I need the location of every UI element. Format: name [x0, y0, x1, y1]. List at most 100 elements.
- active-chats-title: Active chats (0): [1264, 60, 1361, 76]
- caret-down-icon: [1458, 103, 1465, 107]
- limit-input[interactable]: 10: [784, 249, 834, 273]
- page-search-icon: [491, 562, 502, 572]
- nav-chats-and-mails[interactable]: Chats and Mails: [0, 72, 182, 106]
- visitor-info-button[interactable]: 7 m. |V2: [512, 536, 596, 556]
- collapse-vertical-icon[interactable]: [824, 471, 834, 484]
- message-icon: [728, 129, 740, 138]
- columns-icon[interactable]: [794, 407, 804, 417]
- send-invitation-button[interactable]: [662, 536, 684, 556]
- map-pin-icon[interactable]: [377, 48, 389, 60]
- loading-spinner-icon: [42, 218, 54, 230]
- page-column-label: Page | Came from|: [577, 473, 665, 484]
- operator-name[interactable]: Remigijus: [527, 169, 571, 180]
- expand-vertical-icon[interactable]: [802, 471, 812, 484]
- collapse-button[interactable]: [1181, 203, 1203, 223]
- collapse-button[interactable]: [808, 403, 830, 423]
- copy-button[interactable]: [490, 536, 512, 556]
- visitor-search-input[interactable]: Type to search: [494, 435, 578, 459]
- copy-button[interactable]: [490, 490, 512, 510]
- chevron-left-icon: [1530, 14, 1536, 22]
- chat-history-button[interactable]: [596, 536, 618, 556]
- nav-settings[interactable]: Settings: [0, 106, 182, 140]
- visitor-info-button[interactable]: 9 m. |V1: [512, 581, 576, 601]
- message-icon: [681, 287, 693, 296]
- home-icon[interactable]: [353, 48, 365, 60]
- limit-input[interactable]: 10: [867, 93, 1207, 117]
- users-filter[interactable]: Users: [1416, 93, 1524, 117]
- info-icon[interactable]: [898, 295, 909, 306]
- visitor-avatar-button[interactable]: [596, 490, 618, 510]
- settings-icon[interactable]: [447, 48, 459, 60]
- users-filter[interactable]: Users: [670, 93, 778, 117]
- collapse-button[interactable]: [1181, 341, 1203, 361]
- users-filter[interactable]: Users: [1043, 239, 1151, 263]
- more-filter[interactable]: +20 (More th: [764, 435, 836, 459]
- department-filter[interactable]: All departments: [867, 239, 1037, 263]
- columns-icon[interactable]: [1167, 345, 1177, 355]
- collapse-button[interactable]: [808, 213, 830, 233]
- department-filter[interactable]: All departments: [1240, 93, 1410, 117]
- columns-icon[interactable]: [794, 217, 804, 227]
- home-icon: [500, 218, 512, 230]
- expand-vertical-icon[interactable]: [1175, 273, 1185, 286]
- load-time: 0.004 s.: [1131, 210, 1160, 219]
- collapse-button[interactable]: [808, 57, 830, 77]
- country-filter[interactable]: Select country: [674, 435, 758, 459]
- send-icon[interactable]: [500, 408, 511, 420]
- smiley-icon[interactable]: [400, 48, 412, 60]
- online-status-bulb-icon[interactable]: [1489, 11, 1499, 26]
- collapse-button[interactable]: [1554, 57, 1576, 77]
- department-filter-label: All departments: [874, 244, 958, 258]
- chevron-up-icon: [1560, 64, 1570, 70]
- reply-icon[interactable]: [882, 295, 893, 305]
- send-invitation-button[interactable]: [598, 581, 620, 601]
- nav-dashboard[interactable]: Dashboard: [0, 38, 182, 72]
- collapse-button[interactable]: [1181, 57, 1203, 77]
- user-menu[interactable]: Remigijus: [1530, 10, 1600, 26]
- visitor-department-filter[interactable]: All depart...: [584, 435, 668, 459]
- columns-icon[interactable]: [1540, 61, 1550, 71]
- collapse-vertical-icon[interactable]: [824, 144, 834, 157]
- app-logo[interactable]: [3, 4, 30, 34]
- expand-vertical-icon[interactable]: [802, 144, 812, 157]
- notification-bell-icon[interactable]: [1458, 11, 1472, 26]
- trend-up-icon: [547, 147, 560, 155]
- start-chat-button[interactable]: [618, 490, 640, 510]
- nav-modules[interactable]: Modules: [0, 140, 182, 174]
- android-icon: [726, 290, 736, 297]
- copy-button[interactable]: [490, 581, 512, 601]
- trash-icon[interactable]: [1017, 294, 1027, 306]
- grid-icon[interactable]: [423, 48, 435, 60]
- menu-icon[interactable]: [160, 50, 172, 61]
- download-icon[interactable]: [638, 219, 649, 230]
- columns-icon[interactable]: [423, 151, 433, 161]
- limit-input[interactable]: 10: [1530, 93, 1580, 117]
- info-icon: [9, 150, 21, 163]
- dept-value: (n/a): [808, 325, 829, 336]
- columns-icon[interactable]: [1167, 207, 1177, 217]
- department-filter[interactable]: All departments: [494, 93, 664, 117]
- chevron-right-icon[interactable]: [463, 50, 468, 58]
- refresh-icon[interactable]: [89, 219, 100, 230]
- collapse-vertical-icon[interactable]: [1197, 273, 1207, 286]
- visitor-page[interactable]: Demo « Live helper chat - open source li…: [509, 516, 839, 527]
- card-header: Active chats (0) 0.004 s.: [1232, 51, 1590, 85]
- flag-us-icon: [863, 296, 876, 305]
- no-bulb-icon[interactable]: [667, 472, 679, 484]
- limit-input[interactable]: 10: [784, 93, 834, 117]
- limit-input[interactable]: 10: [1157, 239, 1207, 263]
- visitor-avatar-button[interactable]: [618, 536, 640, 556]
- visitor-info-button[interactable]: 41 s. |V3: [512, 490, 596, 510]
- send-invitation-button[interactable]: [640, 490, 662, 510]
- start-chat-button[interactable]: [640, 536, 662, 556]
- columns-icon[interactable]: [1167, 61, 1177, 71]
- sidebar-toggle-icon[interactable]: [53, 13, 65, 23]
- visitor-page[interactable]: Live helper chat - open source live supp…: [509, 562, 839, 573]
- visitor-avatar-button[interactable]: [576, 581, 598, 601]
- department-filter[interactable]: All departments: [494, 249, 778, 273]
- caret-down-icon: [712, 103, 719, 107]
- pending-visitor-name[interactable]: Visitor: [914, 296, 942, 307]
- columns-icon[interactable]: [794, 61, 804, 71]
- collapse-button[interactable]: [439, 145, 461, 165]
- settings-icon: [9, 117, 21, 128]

# # # # #

GOAL OF THE EXERCISE
Copy out the listing above line for line, with no changes.

COMPLETED EXERCISE
I need the location of every UI element. Format: name [x0, y0, x1, y1]. List at most 100 elements.
- active-chats-title: Active chats (0): [1264, 60, 1361, 76]
- caret-down-icon: [1458, 103, 1465, 107]
- limit-input[interactable]: 10: [784, 249, 834, 273]
- page-search-icon: [491, 562, 502, 572]
- nav-chats-and-mails[interactable]: Chats and Mails: [0, 72, 182, 106]
- visitor-info-button[interactable]: 7 m. |V2: [512, 536, 596, 556]
- collapse-vertical-icon[interactable]: [824, 471, 834, 484]
- message-icon: [728, 129, 740, 138]
- columns-icon[interactable]: [794, 407, 804, 417]
- send-invitation-button[interactable]: [662, 536, 684, 556]
- map-pin-icon[interactable]: [377, 48, 389, 60]
- loading-spinner-icon: [42, 218, 54, 230]
- page-column-label: Page | Came from|: [577, 473, 665, 484]
- operator-name[interactable]: Remigijus: [527, 169, 571, 180]
- expand-vertical-icon[interactable]: [802, 471, 812, 484]
- collapse-button[interactable]: [1181, 203, 1203, 223]
- collapse-button[interactable]: [808, 403, 830, 423]
- copy-button[interactable]: [490, 536, 512, 556]
- visitor-search-input[interactable]: Type to search: [494, 435, 578, 459]
- copy-button[interactable]: [490, 490, 512, 510]
- chevron-left-icon: [1530, 14, 1536, 22]
- chat-history-button[interactable]: [596, 536, 618, 556]
- nav-settings[interactable]: Settings: [0, 106, 182, 140]
- visitor-info-button[interactable]: 9 m. |V1: [512, 581, 576, 601]
- message-icon: [681, 287, 693, 296]
- home-icon[interactable]: [353, 48, 365, 60]
- limit-input[interactable]: 10: [867, 93, 1207, 117]
- users-filter[interactable]: Users: [1416, 93, 1524, 117]
- info-icon[interactable]: [898, 295, 909, 306]
- visitor-avatar-button[interactable]: [596, 490, 618, 510]
- settings-icon[interactable]: [447, 48, 459, 60]
- users-filter[interactable]: Users: [670, 93, 778, 117]
- collapse-button[interactable]: [1181, 341, 1203, 361]
- users-filter[interactable]: Users: [1043, 239, 1151, 263]
- more-filter[interactable]: +20 (More th: [764, 435, 836, 459]
- department-filter[interactable]: All departments: [867, 239, 1037, 263]
- columns-icon[interactable]: [1167, 345, 1177, 355]
- collapse-button[interactable]: [808, 213, 830, 233]
- department-filter[interactable]: All departments: [1240, 93, 1410, 117]
- columns-icon[interactable]: [794, 217, 804, 227]
- home-icon: [500, 218, 512, 230]
- expand-vertical-icon[interactable]: [1175, 273, 1185, 286]
- load-time: 0.004 s.: [1131, 210, 1160, 219]
- collapse-button[interactable]: [808, 57, 830, 77]
- country-filter[interactable]: Select country: [674, 435, 758, 459]
- send-icon[interactable]: [500, 408, 511, 420]
- smiley-icon[interactable]: [400, 48, 412, 60]
- online-status-bulb-icon[interactable]: [1489, 11, 1499, 26]
- collapse-button[interactable]: [1554, 57, 1576, 77]
- department-filter-label: All departments: [874, 244, 958, 258]
- chevron-up-icon: [1560, 64, 1570, 70]
- reply-icon[interactable]: [882, 295, 893, 305]
- send-invitation-button[interactable]: [598, 581, 620, 601]
- nav-dashboard[interactable]: Dashboard: [0, 38, 182, 72]
- collapse-button[interactable]: [1181, 57, 1203, 77]
- user-menu[interactable]: Remigijus: [1530, 10, 1600, 26]
- visitor-department-filter[interactable]: All depart...: [584, 435, 668, 459]
- columns-icon[interactable]: [1540, 61, 1550, 71]
- collapse-vertical-icon[interactable]: [824, 144, 834, 157]
- app-logo[interactable]: [3, 4, 30, 34]
- expand-vertical-icon[interactable]: [802, 144, 812, 157]
- notification-bell-icon[interactable]: [1458, 11, 1472, 26]
- trend-up-icon: [547, 147, 560, 155]
- start-chat-button[interactable]: [618, 490, 640, 510]
- nav-modules[interactable]: Modules: [0, 140, 182, 174]
- android-icon: [726, 290, 736, 297]
- copy-button[interactable]: [490, 581, 512, 601]
- trash-icon[interactable]: [1017, 294, 1027, 306]
- grid-icon[interactable]: [423, 48, 435, 60]
- menu-icon[interactable]: [160, 50, 172, 61]
- download-icon[interactable]: [638, 219, 649, 230]
- columns-icon[interactable]: [423, 151, 433, 161]
- limit-input[interactable]: 10: [1530, 93, 1580, 117]
- info-icon: [9, 150, 21, 163]
- dept-value: (n/a): [808, 325, 829, 336]
- columns-icon[interactable]: [1167, 207, 1177, 217]
- department-filter[interactable]: All departments: [494, 93, 664, 117]
- chevron-right-icon[interactable]: [463, 50, 468, 58]
- refresh-icon[interactable]: [89, 219, 100, 230]
- collapse-vertical-icon[interactable]: [1197, 273, 1207, 286]
- visitor-page[interactable]: Demo « Live helper chat - open source li…: [509, 516, 839, 527]
- card-header: Active chats (0) 0.004 s.: [1232, 51, 1590, 85]
- flag-us-icon: [863, 296, 876, 305]
- no-bulb-icon[interactable]: [667, 472, 679, 484]
- limit-input[interactable]: 10: [784, 93, 834, 117]
- limit-input[interactable]: 10: [1157, 239, 1207, 263]
- visitor-avatar-button[interactable]: [618, 536, 640, 556]
- visitor-info-button[interactable]: 41 s. |V3: [512, 490, 596, 510]
- send-invitation-button[interactable]: [640, 490, 662, 510]
- start-chat-button[interactable]: [640, 536, 662, 556]
- columns-icon[interactable]: [1167, 61, 1177, 71]
- sidebar-toggle-icon[interactable]: [53, 13, 65, 23]
- visitor-page[interactable]: Live helper chat - open source live supp…: [509, 562, 839, 573]
- visitor-avatar-button[interactable]: [576, 581, 598, 601]
- department-filter[interactable]: All departments: [494, 249, 778, 273]
- caret-down-icon: [712, 103, 719, 107]
- pending-visitor-name[interactable]: Visitor: [914, 296, 942, 307]
- columns-icon[interactable]: [794, 61, 804, 71]
- collapse-button[interactable]: [439, 145, 461, 165]
- settings-icon: [9, 117, 21, 128]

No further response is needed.